What the task asks: Print the entries below word for word; the pictures stay out of your copy.

Provided entries:
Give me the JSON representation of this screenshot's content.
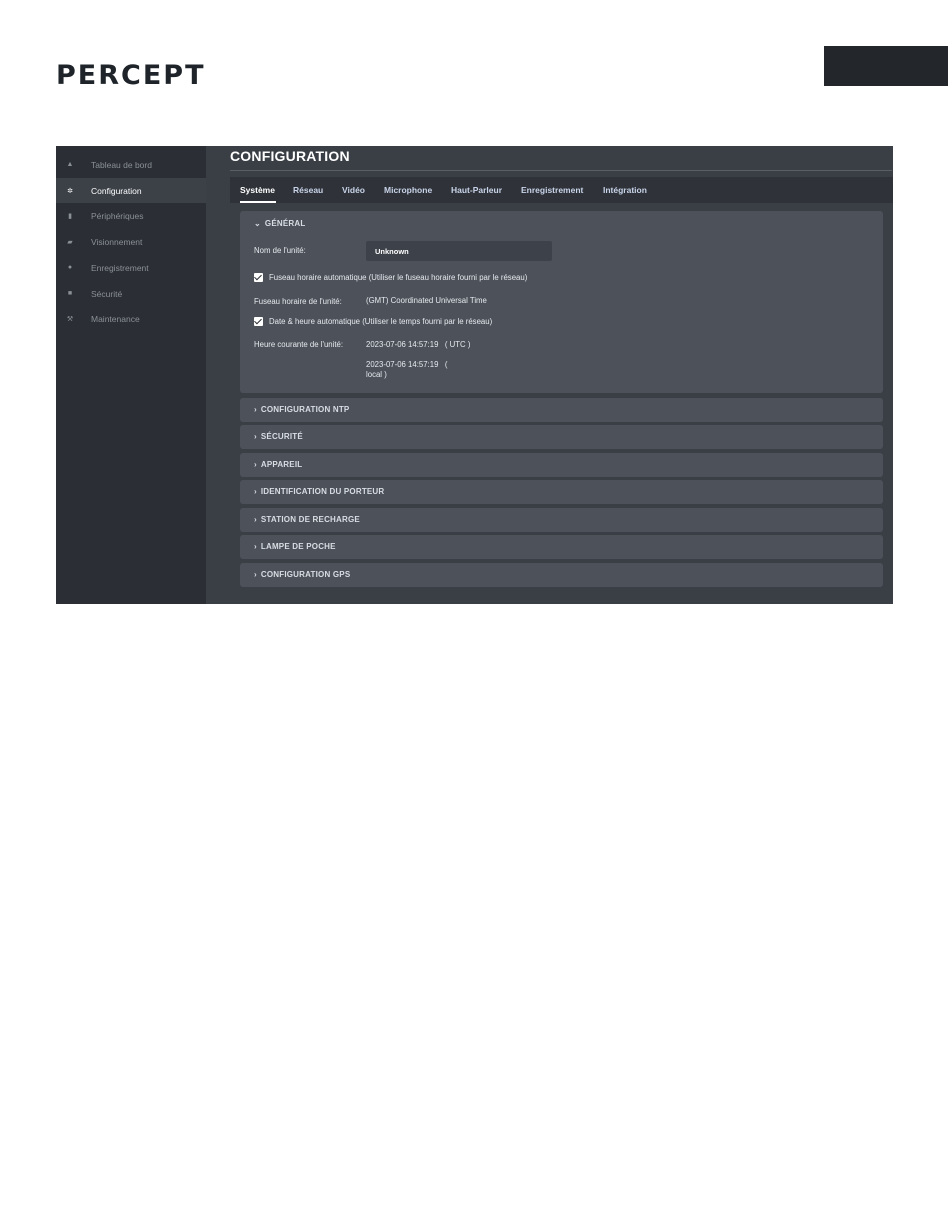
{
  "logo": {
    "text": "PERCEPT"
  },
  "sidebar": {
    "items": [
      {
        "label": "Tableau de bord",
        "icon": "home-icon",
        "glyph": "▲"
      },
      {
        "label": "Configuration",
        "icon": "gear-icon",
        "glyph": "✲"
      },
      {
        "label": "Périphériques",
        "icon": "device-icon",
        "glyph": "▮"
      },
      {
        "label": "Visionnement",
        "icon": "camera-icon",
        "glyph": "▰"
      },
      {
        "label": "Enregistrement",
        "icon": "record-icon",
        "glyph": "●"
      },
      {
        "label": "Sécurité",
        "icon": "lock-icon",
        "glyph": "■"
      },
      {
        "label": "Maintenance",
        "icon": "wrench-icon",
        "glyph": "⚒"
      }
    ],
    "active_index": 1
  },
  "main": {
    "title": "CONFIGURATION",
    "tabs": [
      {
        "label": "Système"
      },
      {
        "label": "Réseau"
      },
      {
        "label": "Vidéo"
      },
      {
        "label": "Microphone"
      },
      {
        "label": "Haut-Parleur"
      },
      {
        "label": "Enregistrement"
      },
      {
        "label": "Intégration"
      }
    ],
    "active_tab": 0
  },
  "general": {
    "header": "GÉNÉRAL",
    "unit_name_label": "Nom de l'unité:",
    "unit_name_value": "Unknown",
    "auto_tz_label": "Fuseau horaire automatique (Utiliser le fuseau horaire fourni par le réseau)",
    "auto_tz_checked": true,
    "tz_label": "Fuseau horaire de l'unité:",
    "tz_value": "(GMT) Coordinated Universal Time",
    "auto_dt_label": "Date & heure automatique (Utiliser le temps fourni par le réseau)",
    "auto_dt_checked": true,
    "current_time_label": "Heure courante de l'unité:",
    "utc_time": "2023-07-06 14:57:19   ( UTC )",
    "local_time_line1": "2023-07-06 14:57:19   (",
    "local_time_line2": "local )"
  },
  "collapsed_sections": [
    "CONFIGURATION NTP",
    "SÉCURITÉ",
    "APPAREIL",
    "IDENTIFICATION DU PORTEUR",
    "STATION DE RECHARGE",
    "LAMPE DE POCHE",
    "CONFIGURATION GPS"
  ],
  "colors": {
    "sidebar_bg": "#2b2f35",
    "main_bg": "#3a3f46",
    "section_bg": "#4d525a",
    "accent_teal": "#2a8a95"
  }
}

Solution to the exercise:
Give me the JSON representation of this screenshot's content.
{
  "logo": {
    "text": "PERCEPT"
  },
  "sidebar": {
    "items": [
      {
        "label": "Tableau de bord",
        "icon": "home-icon",
        "glyph": "▲"
      },
      {
        "label": "Configuration",
        "icon": "gear-icon",
        "glyph": "✲"
      },
      {
        "label": "Périphériques",
        "icon": "device-icon",
        "glyph": "▮"
      },
      {
        "label": "Visionnement",
        "icon": "camera-icon",
        "glyph": "▰"
      },
      {
        "label": "Enregistrement",
        "icon": "record-icon",
        "glyph": "●"
      },
      {
        "label": "Sécurité",
        "icon": "lock-icon",
        "glyph": "■"
      },
      {
        "label": "Maintenance",
        "icon": "wrench-icon",
        "glyph": "⚒"
      }
    ],
    "active_index": 1
  },
  "main": {
    "title": "CONFIGURATION",
    "tabs": [
      {
        "label": "Système"
      },
      {
        "label": "Réseau"
      },
      {
        "label": "Vidéo"
      },
      {
        "label": "Microphone"
      },
      {
        "label": "Haut-Parleur"
      },
      {
        "label": "Enregistrement"
      },
      {
        "label": "Intégration"
      }
    ],
    "active_tab": 0
  },
  "general": {
    "header": "GÉNÉRAL",
    "unit_name_label": "Nom de l'unité:",
    "unit_name_value": "Unknown",
    "auto_tz_label": "Fuseau horaire automatique (Utiliser le fuseau horaire fourni par le réseau)",
    "auto_tz_checked": true,
    "tz_label": "Fuseau horaire de l'unité:",
    "tz_value": "(GMT) Coordinated Universal Time",
    "auto_dt_label": "Date & heure automatique (Utiliser le temps fourni par le réseau)",
    "auto_dt_checked": true,
    "current_time_label": "Heure courante de l'unité:",
    "utc_time": "2023-07-06 14:57:19   ( UTC )",
    "local_time_line1": "2023-07-06 14:57:19   (",
    "local_time_line2": "local )"
  },
  "collapsed_sections": [
    "CONFIGURATION NTP",
    "SÉCURITÉ",
    "APPAREIL",
    "IDENTIFICATION DU PORTEUR",
    "STATION DE RECHARGE",
    "LAMPE DE POCHE",
    "CONFIGURATION GPS"
  ],
  "colors": {
    "sidebar_bg": "#2b2f35",
    "main_bg": "#3a3f46",
    "section_bg": "#4d525a",
    "accent_teal": "#2a8a95"
  }
}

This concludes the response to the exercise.